- [Listed records]:
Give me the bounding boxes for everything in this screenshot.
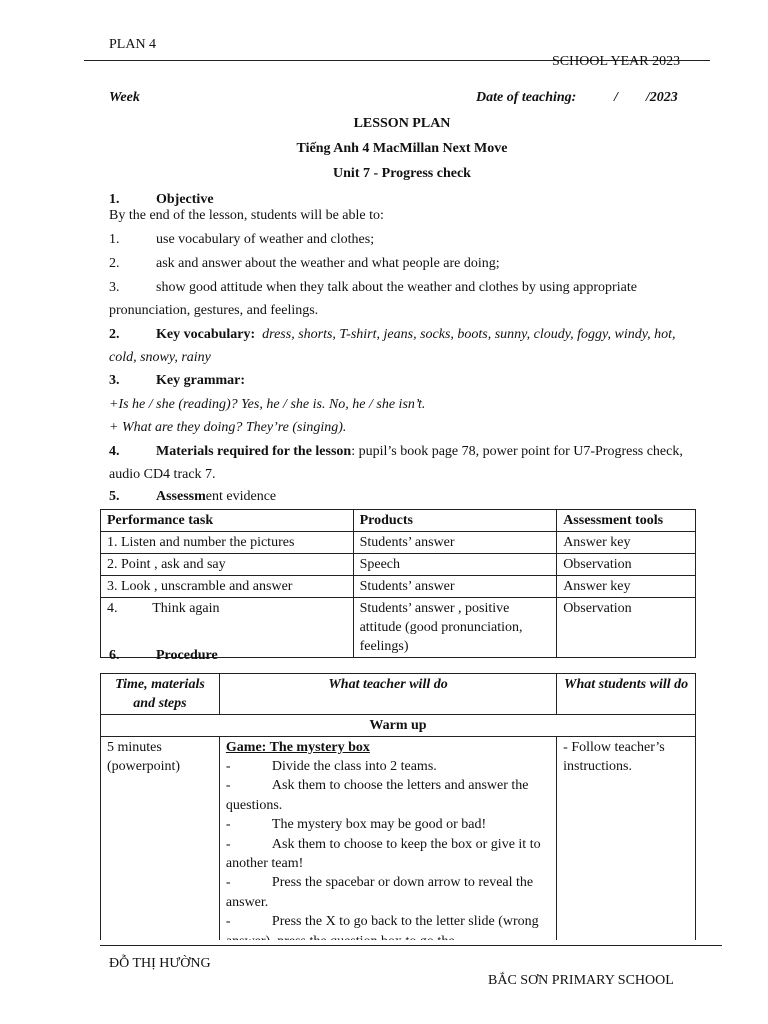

--

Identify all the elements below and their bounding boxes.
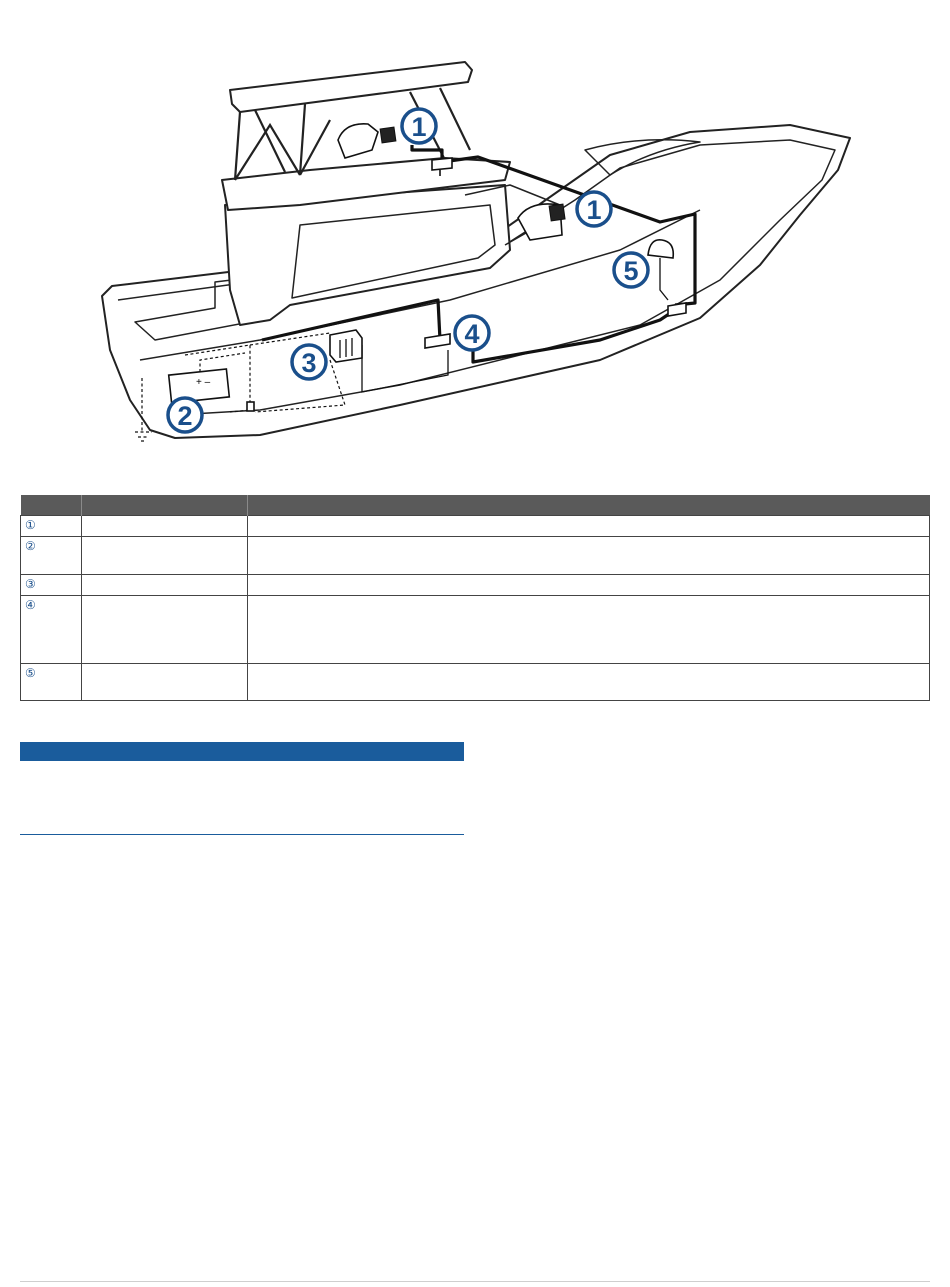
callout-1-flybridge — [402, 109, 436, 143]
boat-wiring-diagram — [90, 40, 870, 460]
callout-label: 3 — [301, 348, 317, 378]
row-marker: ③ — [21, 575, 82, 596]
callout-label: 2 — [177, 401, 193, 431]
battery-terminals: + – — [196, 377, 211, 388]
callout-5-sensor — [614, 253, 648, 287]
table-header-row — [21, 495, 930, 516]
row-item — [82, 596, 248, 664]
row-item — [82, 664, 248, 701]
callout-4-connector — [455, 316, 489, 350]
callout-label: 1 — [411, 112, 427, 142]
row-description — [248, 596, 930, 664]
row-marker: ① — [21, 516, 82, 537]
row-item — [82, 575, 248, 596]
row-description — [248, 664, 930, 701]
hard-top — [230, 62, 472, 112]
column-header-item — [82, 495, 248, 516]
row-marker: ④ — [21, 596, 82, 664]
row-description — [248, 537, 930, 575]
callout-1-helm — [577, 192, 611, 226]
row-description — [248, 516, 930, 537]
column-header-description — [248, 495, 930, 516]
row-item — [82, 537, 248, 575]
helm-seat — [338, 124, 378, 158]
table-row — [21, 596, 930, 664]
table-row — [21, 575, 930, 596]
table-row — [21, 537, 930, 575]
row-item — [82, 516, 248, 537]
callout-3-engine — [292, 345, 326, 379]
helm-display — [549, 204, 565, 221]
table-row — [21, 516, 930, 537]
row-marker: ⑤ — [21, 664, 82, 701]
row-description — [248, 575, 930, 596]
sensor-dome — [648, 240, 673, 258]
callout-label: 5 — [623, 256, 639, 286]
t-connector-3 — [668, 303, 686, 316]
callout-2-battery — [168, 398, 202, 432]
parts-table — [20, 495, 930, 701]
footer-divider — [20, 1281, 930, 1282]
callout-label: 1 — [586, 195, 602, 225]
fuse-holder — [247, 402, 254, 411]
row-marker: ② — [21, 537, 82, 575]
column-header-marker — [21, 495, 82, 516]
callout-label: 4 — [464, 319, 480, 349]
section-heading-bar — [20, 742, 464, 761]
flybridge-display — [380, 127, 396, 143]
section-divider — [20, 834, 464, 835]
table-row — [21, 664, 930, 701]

- [Instructions for the task]: Which lines in the listing above contain the string "item"? Pull out each of those lines, treating uppercase and lowercase as different.

- [Completed task]:
row-item — [82, 596, 248, 664]
row-item — [82, 664, 248, 701]
row-item — [82, 575, 248, 596]
column-header-item — [82, 495, 248, 516]
row-item — [82, 537, 248, 575]
row-item — [82, 516, 248, 537]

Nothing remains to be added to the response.